Saved data entries
--- start ---

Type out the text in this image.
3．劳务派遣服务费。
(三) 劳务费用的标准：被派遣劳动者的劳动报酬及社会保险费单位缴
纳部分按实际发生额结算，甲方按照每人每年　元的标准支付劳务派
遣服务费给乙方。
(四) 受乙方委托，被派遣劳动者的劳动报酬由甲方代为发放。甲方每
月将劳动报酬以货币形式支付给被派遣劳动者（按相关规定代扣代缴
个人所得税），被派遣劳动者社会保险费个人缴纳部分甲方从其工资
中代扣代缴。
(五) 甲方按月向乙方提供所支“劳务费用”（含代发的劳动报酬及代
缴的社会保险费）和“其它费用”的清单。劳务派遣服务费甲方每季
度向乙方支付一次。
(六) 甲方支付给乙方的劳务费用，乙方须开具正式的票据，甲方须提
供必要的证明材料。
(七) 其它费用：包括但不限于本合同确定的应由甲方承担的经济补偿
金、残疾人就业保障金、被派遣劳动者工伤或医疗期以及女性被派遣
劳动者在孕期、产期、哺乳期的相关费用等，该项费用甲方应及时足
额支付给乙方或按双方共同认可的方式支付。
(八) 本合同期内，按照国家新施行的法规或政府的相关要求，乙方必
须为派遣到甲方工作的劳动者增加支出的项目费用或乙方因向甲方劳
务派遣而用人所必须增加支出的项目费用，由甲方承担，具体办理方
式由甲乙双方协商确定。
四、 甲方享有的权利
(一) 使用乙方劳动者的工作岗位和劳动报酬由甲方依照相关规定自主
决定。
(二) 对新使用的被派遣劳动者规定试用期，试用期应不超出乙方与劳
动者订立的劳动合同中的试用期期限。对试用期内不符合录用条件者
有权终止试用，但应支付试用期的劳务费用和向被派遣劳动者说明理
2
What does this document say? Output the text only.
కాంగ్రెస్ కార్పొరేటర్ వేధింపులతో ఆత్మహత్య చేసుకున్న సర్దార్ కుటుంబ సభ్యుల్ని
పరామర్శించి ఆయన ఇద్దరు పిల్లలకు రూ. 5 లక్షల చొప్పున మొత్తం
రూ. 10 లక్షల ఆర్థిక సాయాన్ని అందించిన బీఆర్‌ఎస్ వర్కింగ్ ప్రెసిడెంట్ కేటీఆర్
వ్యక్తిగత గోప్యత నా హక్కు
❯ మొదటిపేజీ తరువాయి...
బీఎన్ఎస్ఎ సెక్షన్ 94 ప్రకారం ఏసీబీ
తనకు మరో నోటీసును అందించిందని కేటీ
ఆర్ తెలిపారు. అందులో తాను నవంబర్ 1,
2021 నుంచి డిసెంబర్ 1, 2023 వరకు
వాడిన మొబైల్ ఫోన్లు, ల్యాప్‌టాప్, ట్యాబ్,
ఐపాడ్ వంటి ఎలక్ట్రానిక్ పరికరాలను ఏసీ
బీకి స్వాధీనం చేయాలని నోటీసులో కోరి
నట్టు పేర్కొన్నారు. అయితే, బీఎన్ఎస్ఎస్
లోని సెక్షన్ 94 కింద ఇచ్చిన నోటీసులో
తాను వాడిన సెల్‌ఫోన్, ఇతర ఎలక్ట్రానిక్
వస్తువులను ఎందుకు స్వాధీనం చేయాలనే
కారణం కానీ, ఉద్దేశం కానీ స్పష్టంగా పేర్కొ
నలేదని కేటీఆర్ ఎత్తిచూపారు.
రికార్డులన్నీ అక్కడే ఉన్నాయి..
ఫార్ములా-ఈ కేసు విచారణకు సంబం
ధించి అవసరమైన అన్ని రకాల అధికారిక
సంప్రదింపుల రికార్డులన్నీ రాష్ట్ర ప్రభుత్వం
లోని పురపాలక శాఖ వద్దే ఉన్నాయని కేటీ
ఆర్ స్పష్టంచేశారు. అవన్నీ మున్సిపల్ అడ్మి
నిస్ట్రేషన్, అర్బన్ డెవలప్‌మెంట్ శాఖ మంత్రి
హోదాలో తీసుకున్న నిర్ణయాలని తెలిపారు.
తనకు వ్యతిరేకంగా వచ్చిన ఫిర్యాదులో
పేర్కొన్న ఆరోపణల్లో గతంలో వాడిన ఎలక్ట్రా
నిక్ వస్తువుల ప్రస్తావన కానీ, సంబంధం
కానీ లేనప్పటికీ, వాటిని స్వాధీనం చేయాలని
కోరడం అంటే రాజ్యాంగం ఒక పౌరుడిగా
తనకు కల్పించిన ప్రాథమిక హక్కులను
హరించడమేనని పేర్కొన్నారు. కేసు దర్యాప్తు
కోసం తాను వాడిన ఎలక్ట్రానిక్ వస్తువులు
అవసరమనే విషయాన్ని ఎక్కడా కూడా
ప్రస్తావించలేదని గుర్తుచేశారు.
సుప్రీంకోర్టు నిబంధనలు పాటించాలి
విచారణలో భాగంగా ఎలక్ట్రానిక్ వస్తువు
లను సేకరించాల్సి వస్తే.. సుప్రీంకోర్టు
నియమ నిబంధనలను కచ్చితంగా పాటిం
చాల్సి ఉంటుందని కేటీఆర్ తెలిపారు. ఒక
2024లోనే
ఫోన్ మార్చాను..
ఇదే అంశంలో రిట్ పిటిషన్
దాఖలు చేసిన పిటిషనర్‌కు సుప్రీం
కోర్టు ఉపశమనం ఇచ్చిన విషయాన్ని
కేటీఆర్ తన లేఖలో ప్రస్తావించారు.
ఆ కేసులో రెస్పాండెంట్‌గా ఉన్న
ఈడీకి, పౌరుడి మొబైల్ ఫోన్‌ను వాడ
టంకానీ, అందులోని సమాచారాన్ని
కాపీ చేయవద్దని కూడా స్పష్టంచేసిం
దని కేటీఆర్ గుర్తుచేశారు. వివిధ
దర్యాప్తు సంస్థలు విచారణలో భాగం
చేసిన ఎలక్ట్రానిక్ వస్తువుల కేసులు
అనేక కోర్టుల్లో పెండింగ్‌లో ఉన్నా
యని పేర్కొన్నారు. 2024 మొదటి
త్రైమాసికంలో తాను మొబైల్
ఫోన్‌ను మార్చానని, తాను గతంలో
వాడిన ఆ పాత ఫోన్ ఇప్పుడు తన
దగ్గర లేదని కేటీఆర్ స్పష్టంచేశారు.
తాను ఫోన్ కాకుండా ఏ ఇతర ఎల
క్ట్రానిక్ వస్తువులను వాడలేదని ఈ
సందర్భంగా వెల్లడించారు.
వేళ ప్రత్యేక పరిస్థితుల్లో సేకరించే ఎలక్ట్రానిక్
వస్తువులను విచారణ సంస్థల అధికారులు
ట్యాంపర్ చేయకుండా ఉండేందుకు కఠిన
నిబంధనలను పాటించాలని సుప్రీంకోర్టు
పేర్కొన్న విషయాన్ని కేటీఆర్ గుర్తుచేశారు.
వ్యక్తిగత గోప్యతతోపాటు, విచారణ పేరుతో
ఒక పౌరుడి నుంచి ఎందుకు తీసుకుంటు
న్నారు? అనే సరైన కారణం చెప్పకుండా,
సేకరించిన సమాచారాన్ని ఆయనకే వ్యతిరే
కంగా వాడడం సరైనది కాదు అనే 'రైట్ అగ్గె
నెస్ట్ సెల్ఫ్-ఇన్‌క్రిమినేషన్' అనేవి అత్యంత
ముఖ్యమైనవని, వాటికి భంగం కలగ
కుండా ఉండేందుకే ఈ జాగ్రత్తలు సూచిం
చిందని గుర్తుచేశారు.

--- end ---

### What to produce
Would you restate each of the entries word for word?

### Expected answer
Type out the text in this image.
3．劳务派遣服务费。
(三) 劳务费用的标准：被派遣劳动者的劳动报酬及社会保险费单位缴
纳部分按实际发生额结算，甲方按照每人每年　元的标准支付劳务派
遣服务费给乙方。
(四) 受乙方委托，被派遣劳动者的劳动报酬由甲方代为发放。甲方每
月将劳动报酬以货币形式支付给被派遣劳动者（按相关规定代扣代缴
个人所得税），被派遣劳动者社会保险费个人缴纳部分甲方从其工资
中代扣代缴。
(五) 甲方按月向乙方提供所支“劳务费用”（含代发的劳动报酬及代
缴的社会保险费）和“其它费用”的清单。劳务派遣服务费甲方每季
度向乙方支付一次。
(六) 甲方支付给乙方的劳务费用，乙方须开具正式的票据，甲方须提
供必要的证明材料。
(七) 其它费用：包括但不限于本合同确定的应由甲方承担的经济补偿
金、残疾人就业保障金、被派遣劳动者工伤或医疗期以及女性被派遣
劳动者在孕期、产期、哺乳期的相关费用等，该项费用甲方应及时足
额支付给乙方或按双方共同认可的方式支付。
(八) 本合同期内，按照国家新施行的法规或政府的相关要求，乙方必
须为派遣到甲方工作的劳动者增加支出的项目费用或乙方因向甲方劳
务派遣而用人所必须增加支出的项目费用，由甲方承担，具体办理方
式由甲乙双方协商确定。
四、 甲方享有的权利
(一) 使用乙方劳动者的工作岗位和劳动报酬由甲方依照相关规定自主
决定。
(二) 对新使用的被派遣劳动者规定试用期，试用期应不超出乙方与劳
动者订立的劳动合同中的试用期期限。对试用期内不符合录用条件者
有权终止试用，但应支付试用期的劳务费用和向被派遣劳动者说明理
2
What does this document say? Output the text only.
కాంగ్రెస్ కార్పొరేటర్ వేధింపులతో ఆత్మహత్య చేసుకున్న సర్దార్ కుటుంబ సభ్యుల్ని
పరామర్శించి ఆయన ఇద్దరు పిల్లలకు రూ. 5 లక్షల చొప్పున మొత్తం
రూ. 10 లక్షల ఆర్థిక సాయాన్ని అందించిన బీఆర్‌ఎస్ వర్కింగ్ ప్రెసిడెంట్ కేటీఆర్
వ్యక్తిగత గోప్యత నా హక్కు
❯ మొదటిపేజీ తరువాయి...
బీఎన్ఎస్ఎ సెక్షన్ 94 ప్రకారం ఏసీబీ
తనకు మరో నోటీసును అందించిందని కేటీ
ఆర్ తెలిపారు. అందులో తాను నవంబర్ 1,
2021 నుంచి డిసెంబర్ 1, 2023 వరకు
వాడిన మొబైల్ ఫోన్లు, ల్యాప్‌టాప్, ట్యాబ్,
ఐపాడ్ వంటి ఎలక్ట్రానిక్ పరికరాలను ఏసీ
బీకి స్వాధీనం చేయాలని నోటీసులో కోరి
నట్టు పేర్కొన్నారు. అయితే, బీఎన్ఎస్ఎస్
లోని సెక్షన్ 94 కింద ఇచ్చిన నోటీసులో
తాను వాడిన సెల్‌ఫోన్, ఇతర ఎలక్ట్రానిక్
వస్తువులను ఎందుకు స్వాధీనం చేయాలనే
కారణం కానీ, ఉద్దేశం కానీ స్పష్టంగా పేర్కొ
నలేదని కేటీఆర్ ఎత్తిచూపారు.
రికార్డులన్నీ అక్కడే ఉన్నాయి..
ఫార్ములా-ఈ కేసు విచారణకు సంబం
ధించి అవసరమైన అన్ని రకాల అధికారిక
సంప్రదింపుల రికార్డులన్నీ రాష్ట్ర ప్రభుత్వం
లోని పురపాలక శాఖ వద్దే ఉన్నాయని కేటీ
ఆర్ స్పష్టంచేశారు. అవన్నీ మున్సిపల్ అడ్మి
నిస్ట్రేషన్, అర్బన్ డెవలప్‌మెంట్ శాఖ మంత్రి
హోదాలో తీసుకున్న నిర్ణయాలని తెలిపారు.
తనకు వ్యతిరేకంగా వచ్చిన ఫిర్యాదులో
పేర్కొన్న ఆరోపణల్లో గతంలో వాడిన ఎలక్ట్రా
నిక్ వస్తువుల ప్రస్తావన కానీ, సంబంధం
కానీ లేనప్పటికీ, వాటిని స్వాధీనం చేయాలని
కోరడం అంటే రాజ్యాంగం ఒక పౌరుడిగా
తనకు కల్పించిన ప్రాథమిక హక్కులను
హరించడమేనని పేర్కొన్నారు. కేసు దర్యాప్తు
కోసం తాను వాడిన ఎలక్ట్రానిక్ వస్తువులు
అవసరమనే విషయాన్ని ఎక్కడా కూడా
ప్రస్తావించలేదని గుర్తుచేశారు.
సుప్రీంకోర్టు నిబంధనలు పాటించాలి
విచారణలో భాగంగా ఎలక్ట్రానిక్ వస్తువు
లను సేకరించాల్సి వస్తే.. సుప్రీంకోర్టు
నియమ నిబంధనలను కచ్చితంగా పాటిం
చాల్సి ఉంటుందని కేటీఆర్ తెలిపారు. ఒక
2024లోనే
ఫోన్ మార్చాను..
ఇదే అంశంలో రిట్ పిటిషన్
దాఖలు చేసిన పిటిషనర్‌కు సుప్రీం
కోర్టు ఉపశమనం ఇచ్చిన విషయాన్ని
కేటీఆర్ తన లేఖలో ప్రస్తావించారు.
ఆ కేసులో రెస్పాండెంట్‌గా ఉన్న
ఈడీకి, పౌరుడి మొబైల్ ఫోన్‌ను వాడ
టంకానీ, అందులోని సమాచారాన్ని
కాపీ చేయవద్దని కూడా స్పష్టంచేసిం
దని కేటీఆర్ గుర్తుచేశారు. వివిధ
దర్యాప్తు సంస్థలు విచారణలో భాగం
చేసిన ఎలక్ట్రానిక్ వస్తువుల కేసులు
అనేక కోర్టుల్లో పెండింగ్‌లో ఉన్నా
యని పేర్కొన్నారు. 2024 మొదటి
త్రైమాసికంలో తాను మొబైల్
ఫోన్‌ను మార్చానని, తాను గతంలో
వాడిన ఆ పాత ఫోన్ ఇప్పుడు తన
దగ్గర లేదని కేటీఆర్ స్పష్టంచేశారు.
తాను ఫోన్ కాకుండా ఏ ఇతర ఎల
క్ట్రానిక్ వస్తువులను వాడలేదని ఈ
సందర్భంగా వెల్లడించారు.
వేళ ప్రత్యేక పరిస్థితుల్లో సేకరించే ఎలక్ట్రానిక్
వస్తువులను విచారణ సంస్థల అధికారులు
ట్యాంపర్ చేయకుండా ఉండేందుకు కఠిన
నిబంధనలను పాటించాలని సుప్రీంకోర్టు
పేర్కొన్న విషయాన్ని కేటీఆర్ గుర్తుచేశారు.
వ్యక్తిగత గోప్యతతోపాటు, విచారణ పేరుతో
ఒక పౌరుడి నుంచి ఎందుకు తీసుకుంటు
న్నారు? అనే సరైన కారణం చెప్పకుండా,
సేకరించిన సమాచారాన్ని ఆయనకే వ్యతిరే
కంగా వాడడం సరైనది కాదు అనే 'రైట్ అగ్గె
నెస్ట్ సెల్ఫ్-ఇన్‌క్రిమినేషన్' అనేవి అత్యంత
ముఖ్యమైనవని, వాటికి భంగం కలగ
కుండా ఉండేందుకే ఈ జాగ్రత్తలు సూచిం
చిందని గుర్తుచేశారు.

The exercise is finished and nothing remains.